Data records for software interfaces
-*-
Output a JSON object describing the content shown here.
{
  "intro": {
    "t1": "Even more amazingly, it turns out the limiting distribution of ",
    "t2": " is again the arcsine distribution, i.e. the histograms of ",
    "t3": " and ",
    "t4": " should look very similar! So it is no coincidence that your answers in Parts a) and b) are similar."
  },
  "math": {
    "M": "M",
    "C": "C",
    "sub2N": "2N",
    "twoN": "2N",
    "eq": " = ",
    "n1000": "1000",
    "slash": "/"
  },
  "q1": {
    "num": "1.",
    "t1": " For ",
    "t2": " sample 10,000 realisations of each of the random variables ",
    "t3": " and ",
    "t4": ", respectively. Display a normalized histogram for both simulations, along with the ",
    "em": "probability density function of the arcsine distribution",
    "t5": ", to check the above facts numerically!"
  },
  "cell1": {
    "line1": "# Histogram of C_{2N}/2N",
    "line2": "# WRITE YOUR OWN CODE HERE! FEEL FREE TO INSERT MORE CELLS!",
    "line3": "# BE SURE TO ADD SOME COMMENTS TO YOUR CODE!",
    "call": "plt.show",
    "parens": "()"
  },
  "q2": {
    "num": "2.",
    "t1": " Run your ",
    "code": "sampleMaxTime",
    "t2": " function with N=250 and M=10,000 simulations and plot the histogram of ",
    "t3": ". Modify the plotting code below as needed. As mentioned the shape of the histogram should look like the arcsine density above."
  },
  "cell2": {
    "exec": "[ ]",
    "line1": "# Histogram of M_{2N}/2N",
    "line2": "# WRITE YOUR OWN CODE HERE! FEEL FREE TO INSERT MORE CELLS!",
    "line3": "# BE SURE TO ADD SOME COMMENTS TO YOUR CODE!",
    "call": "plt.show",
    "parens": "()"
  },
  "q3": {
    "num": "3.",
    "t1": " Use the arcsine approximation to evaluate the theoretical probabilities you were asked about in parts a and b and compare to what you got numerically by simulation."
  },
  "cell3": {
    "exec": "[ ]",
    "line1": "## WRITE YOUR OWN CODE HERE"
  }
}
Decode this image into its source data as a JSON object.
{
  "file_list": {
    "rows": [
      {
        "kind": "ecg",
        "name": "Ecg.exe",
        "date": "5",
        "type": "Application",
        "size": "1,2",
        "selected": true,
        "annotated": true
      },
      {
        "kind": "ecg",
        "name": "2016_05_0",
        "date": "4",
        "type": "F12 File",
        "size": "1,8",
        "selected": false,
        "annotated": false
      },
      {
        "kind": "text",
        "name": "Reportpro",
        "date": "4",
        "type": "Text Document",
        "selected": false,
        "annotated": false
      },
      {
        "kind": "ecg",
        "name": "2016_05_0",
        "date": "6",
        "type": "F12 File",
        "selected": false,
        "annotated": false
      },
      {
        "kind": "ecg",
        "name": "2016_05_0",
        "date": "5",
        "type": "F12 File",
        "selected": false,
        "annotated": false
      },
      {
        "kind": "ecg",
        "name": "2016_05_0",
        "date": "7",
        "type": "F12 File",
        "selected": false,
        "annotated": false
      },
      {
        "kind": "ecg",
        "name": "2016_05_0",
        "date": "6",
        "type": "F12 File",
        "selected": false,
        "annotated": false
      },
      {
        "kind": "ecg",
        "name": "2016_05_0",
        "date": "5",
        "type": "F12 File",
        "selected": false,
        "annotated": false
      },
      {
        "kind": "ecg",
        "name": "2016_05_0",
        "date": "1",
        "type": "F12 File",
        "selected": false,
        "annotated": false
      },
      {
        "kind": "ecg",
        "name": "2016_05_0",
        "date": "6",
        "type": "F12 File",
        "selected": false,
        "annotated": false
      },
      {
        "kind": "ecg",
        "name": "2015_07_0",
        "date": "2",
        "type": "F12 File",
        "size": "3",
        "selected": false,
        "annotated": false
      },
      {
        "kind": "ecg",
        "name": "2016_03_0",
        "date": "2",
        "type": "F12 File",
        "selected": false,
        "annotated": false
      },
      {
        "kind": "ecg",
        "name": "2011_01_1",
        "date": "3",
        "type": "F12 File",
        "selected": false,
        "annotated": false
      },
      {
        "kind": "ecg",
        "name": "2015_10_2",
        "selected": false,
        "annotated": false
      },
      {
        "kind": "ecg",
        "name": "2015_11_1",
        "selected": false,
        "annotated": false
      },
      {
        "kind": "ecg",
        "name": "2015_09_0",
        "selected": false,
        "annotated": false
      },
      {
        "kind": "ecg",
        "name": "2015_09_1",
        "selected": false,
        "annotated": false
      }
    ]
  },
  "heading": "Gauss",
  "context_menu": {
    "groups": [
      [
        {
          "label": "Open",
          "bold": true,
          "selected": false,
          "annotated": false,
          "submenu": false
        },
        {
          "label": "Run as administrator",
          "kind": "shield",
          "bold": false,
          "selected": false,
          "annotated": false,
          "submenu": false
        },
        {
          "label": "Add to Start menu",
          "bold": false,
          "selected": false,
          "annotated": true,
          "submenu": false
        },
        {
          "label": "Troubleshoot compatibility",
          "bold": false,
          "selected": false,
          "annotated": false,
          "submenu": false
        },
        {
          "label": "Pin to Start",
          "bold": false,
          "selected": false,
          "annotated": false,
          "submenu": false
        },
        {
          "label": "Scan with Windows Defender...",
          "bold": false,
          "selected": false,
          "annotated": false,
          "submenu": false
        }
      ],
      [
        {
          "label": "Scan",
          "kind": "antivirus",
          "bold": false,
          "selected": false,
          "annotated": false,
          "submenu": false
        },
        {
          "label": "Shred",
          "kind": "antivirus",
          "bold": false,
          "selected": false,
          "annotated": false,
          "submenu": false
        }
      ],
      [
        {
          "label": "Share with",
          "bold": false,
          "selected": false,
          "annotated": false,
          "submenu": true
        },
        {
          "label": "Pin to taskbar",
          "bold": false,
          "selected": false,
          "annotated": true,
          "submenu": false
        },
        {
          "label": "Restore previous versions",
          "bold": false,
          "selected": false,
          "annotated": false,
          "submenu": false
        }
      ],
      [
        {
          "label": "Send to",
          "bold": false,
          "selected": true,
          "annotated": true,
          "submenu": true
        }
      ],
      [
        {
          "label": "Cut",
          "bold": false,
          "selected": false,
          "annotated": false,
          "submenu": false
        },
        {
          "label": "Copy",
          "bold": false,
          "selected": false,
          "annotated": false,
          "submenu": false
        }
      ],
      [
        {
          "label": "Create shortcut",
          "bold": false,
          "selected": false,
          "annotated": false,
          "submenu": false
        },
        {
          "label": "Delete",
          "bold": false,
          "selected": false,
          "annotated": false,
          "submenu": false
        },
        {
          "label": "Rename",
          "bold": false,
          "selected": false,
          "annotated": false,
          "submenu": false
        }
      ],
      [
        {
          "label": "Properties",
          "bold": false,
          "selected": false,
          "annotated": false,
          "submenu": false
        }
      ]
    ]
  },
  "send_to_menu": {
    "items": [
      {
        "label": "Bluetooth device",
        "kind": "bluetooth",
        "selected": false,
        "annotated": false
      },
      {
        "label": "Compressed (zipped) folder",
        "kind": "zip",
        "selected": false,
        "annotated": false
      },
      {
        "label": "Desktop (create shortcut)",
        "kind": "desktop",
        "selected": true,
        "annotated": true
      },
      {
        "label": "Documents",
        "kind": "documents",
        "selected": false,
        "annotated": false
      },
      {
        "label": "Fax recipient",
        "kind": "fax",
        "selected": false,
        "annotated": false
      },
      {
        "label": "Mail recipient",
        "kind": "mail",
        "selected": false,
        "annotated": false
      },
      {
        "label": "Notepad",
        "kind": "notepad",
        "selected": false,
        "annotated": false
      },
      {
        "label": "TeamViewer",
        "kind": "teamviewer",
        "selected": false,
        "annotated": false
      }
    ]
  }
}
-*-
● REQUIREMENT: Each line above is to be repeated exactly.

● RESPONSE TO THE EXERCISE:
Output a JSON object describing the content shown here.
{
  "intro": {
    "t1": "Even more amazingly, it turns out the limiting distribution of ",
    "t2": " is again the arcsine distribution, i.e. the histograms of ",
    "t3": " and ",
    "t4": " should look very similar! So it is no coincidence that your answers in Parts a) and b) are similar."
  },
  "math": {
    "M": "M",
    "C": "C",
    "sub2N": "2N",
    "twoN": "2N",
    "eq": " = ",
    "n1000": "1000",
    "slash": "/"
  },
  "q1": {
    "num": "1.",
    "t1": " For ",
    "t2": " sample 10,000 realisations of each of the random variables ",
    "t3": " and ",
    "t4": ", respectively. Display a normalized histogram for both simulations, along with the ",
    "em": "probability density function of the arcsine distribution",
    "t5": ", to check the above facts numerically!"
  },
  "cell1": {
    "line1": "# Histogram of C_{2N}/2N",
    "line2": "# WRITE YOUR OWN CODE HERE! FEEL FREE TO INSERT MORE CELLS!",
    "line3": "# BE SURE TO ADD SOME COMMENTS TO YOUR CODE!",
    "call": "plt.show",
    "parens": "()"
  },
  "q2": {
    "num": "2.",
    "t1": " Run your ",
    "code": "sampleMaxTime",
    "t2": " function with N=250 and M=10,000 simulations and plot the histogram of ",
    "t3": ". Modify the plotting code below as needed. As mentioned the shape of the histogram should look like the arcsine density above."
  },
  "cell2": {
    "exec": "[ ]",
    "line1": "# Histogram of M_{2N}/2N",
    "line2": "# WRITE YOUR OWN CODE HERE! FEEL FREE TO INSERT MORE CELLS!",
    "line3": "# BE SURE TO ADD SOME COMMENTS TO YOUR CODE!",
    "call": "plt.show",
    "parens": "()"
  },
  "q3": {
    "num": "3.",
    "t1": " Use the arcsine approximation to evaluate the theoretical probabilities you were asked about in parts a and b and compare to what you got numerically by simulation."
  },
  "cell3": {
    "exec": "[ ]",
    "line1": "## WRITE YOUR OWN CODE HERE"
  }
}
Decode this image into its source data as a JSON object.
{
  "file_list": {
    "rows": [
      {
        "kind": "ecg",
        "name": "Ecg.exe",
        "date": "5",
        "type": "Application",
        "size": "1,2",
        "selected": true,
        "annotated": true
      },
      {
        "kind": "ecg",
        "name": "2016_05_0",
        "date": "4",
        "type": "F12 File",
        "size": "1,8",
        "selected": false,
        "annotated": false
      },
      {
        "kind": "text",
        "name": "Reportpro",
        "date": "4",
        "type": "Text Document",
        "selected": false,
        "annotated": false
      },
      {
        "kind": "ecg",
        "name": "2016_05_0",
        "date": "6",
        "type": "F12 File",
        "selected": false,
        "annotated": false
      },
      {
        "kind": "ecg",
        "name": "2016_05_0",
        "date": "5",
        "type": "F12 File",
        "selected": false,
        "annotated": false
      },
      {
        "kind": "ecg",
        "name": "2016_05_0",
        "date": "7",
        "type": "F12 File",
        "selected": false,
        "annotated": false
      },
      {
        "kind": "ecg",
        "name": "2016_05_0",
        "date": "6",
        "type": "F12 File",
        "selected": false,
        "annotated": false
      },
      {
        "kind": "ecg",
        "name": "2016_05_0",
        "date": "5",
        "type": "F12 File",
        "selected": false,
        "annotated": false
      },
      {
        "kind": "ecg",
        "name": "2016_05_0",
        "date": "1",
        "type": "F12 File",
        "selected": false,
        "annotated": false
      },
      {
        "kind": "ecg",
        "name": "2016_05_0",
        "date": "6",
        "type": "F12 File",
        "selected": false,
        "annotated": false
      },
      {
        "kind": "ecg",
        "name": "2015_07_0",
        "date": "2",
        "type": "F12 File",
        "size": "3",
        "selected": false,
        "annotated": false
      },
      {
        "kind": "ecg",
        "name": "2016_03_0",
        "date": "2",
        "type": "F12 File",
        "selected": false,
        "annotated": false
      },
      {
        "kind": "ecg",
        "name": "2011_01_1",
        "date": "3",
        "type": "F12 File",
        "selected": false,
        "annotated": false
      },
      {
        "kind": "ecg",
        "name": "2015_10_2",
        "selected": false,
        "annotated": false
      },
      {
        "kind": "ecg",
        "name": "2015_11_1",
        "selected": false,
        "annotated": false
      },
      {
        "kind": "ecg",
        "name": "2015_09_0",
        "selected": false,
        "annotated": false
      },
      {
        "kind": "ecg",
        "name": "2015_09_1",
        "selected": false,
        "annotated": false
      }
    ]
  },
  "heading": "Gauss",
  "context_menu": {
    "groups": [
      [
        {
          "label": "Open",
          "bold": true,
          "selected": false,
          "annotated": false,
          "submenu": false
        },
        {
          "label": "Run as administrator",
          "kind": "shield",
          "bold": false,
          "selected": false,
          "annotated": false,
          "submenu": false
        },
        {
          "label": "Add to Start menu",
          "bold": false,
          "selected": false,
          "annotated": true,
          "submenu": false
        },
        {
          "label": "Troubleshoot compatibility",
          "bold": false,
          "selected": false,
          "annotated": false,
          "submenu": false
        },
        {
          "label": "Pin to Start",
          "bold": false,
          "selected": false,
          "annotated": false,
          "submenu": false
        },
        {
          "label": "Scan with Windows Defender...",
          "bold": false,
          "selected": false,
          "annotated": false,
          "submenu": false
        }
      ],
      [
        {
          "label": "Scan",
          "kind": "antivirus",
          "bold": false,
          "selected": false,
          "annotated": false,
          "submenu": false
        },
        {
          "label": "Shred",
          "kind": "antivirus",
          "bold": false,
          "selected": false,
          "annotated": false,
          "submenu": false
        }
      ],
      [
        {
          "label": "Share with",
          "bold": false,
          "selected": false,
          "annotated": false,
          "submenu": true
        },
        {
          "label": "Pin to taskbar",
          "bold": false,
          "selected": false,
          "annotated": true,
          "submenu": false
        },
        {
          "label": "Restore previous versions",
          "bold": false,
          "selected": false,
          "annotated": false,
          "submenu": false
        }
      ],
      [
        {
          "label": "Send to",
          "bold": false,
          "selected": true,
          "annotated": true,
          "submenu": true
        }
      ],
      [
        {
          "label": "Cut",
          "bold": false,
          "selected": false,
          "annotated": false,
          "submenu": false
        },
        {
          "label": "Copy",
          "bold": false,
          "selected": false,
          "annotated": false,
          "submenu": false
        }
      ],
      [
        {
          "label": "Create shortcut",
          "bold": false,
          "selected": false,
          "annotated": false,
          "submenu": false
        },
        {
          "label": "Delete",
          "bold": false,
          "selected": false,
          "annotated": false,
          "submenu": false
        },
        {
          "label": "Rename",
          "bold": false,
          "selected": false,
          "annotated": false,
          "submenu": false
        }
      ],
      [
        {
          "label": "Properties",
          "bold": false,
          "selected": false,
          "annotated": false,
          "submenu": false
        }
      ]
    ]
  },
  "send_to_menu": {
    "items": [
      {
        "label": "Bluetooth device",
        "kind": "bluetooth",
        "selected": false,
        "annotated": false
      },
      {
        "label": "Compressed (zipped) folder",
        "kind": "zip",
        "selected": false,
        "annotated": false
      },
      {
        "label": "Desktop (create shortcut)",
        "kind": "desktop",
        "selected": true,
        "annotated": true
      },
      {
        "label": "Documents",
        "kind": "documents",
        "selected": false,
        "annotated": false
      },
      {
        "label": "Fax recipient",
        "kind": "fax",
        "selected": false,
        "annotated": false
      },
      {
        "label": "Mail recipient",
        "kind": "mail",
        "selected": false,
        "annotated": false
      },
      {
        "label": "Notepad",
        "kind": "notepad",
        "selected": false,
        "annotated": false
      },
      {
        "label": "TeamViewer",
        "kind": "teamviewer",
        "selected": false,
        "annotated": false
      }
    ]
  }
}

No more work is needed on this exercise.